• _Set exercise_
For each line below that contains the string "уровня", copy that line.

• _Data shown_
********************

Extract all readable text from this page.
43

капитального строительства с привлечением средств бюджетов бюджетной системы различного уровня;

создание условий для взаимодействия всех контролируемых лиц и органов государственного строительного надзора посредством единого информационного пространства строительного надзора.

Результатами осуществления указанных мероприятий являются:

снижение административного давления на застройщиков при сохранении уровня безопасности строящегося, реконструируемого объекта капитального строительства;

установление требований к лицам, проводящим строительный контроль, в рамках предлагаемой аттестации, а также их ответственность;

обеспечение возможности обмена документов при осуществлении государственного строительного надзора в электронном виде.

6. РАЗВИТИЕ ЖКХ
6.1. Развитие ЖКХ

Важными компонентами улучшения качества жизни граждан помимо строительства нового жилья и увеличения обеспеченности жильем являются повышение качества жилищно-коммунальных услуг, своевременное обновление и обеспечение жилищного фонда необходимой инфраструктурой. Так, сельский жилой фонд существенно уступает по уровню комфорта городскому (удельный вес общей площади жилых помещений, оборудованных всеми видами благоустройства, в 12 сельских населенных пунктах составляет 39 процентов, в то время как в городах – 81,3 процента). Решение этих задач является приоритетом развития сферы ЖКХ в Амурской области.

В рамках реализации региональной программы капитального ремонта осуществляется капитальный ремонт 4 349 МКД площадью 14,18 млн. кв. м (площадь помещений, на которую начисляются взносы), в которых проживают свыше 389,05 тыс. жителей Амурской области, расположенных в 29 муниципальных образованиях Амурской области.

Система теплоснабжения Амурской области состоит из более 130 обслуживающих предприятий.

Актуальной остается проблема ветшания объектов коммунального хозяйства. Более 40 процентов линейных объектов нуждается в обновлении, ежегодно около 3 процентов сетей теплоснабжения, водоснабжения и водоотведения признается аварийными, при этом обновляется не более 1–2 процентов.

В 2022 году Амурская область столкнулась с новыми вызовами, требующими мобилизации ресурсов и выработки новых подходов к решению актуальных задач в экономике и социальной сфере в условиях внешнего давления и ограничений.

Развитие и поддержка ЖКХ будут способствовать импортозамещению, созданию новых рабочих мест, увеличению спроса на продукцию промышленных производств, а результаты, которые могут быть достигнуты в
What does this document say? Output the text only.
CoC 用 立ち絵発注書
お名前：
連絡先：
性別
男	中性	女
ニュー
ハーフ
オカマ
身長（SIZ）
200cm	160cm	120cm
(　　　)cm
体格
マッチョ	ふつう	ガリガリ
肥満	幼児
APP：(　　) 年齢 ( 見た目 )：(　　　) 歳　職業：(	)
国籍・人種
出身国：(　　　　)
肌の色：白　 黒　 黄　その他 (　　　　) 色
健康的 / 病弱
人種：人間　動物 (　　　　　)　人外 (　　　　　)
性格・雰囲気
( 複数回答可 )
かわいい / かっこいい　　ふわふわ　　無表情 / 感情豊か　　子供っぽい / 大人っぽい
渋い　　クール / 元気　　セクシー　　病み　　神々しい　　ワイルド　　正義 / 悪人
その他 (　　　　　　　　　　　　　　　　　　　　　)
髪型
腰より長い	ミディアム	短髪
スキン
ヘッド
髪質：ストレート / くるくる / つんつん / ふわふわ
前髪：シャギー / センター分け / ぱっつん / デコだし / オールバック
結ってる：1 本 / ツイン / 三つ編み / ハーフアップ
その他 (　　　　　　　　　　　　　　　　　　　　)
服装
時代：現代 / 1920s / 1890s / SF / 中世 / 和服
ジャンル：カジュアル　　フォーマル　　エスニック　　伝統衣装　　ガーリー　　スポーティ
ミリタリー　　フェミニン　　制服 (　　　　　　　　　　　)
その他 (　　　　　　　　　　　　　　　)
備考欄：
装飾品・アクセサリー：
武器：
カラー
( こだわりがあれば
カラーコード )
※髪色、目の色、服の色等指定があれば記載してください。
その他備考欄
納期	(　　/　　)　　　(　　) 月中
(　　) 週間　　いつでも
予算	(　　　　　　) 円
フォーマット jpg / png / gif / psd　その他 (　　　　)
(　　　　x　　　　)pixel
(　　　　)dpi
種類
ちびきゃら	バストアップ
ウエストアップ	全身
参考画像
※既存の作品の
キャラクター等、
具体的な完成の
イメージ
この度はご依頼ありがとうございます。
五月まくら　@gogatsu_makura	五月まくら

********************

• _Task response_
капитального строительства с привлечением средств бюджетов бюджетной системы различного уровня;
снижение административного давления на застройщиков при сохранении уровня безопасности строящегося, реконструируемого объекта капитального строительства;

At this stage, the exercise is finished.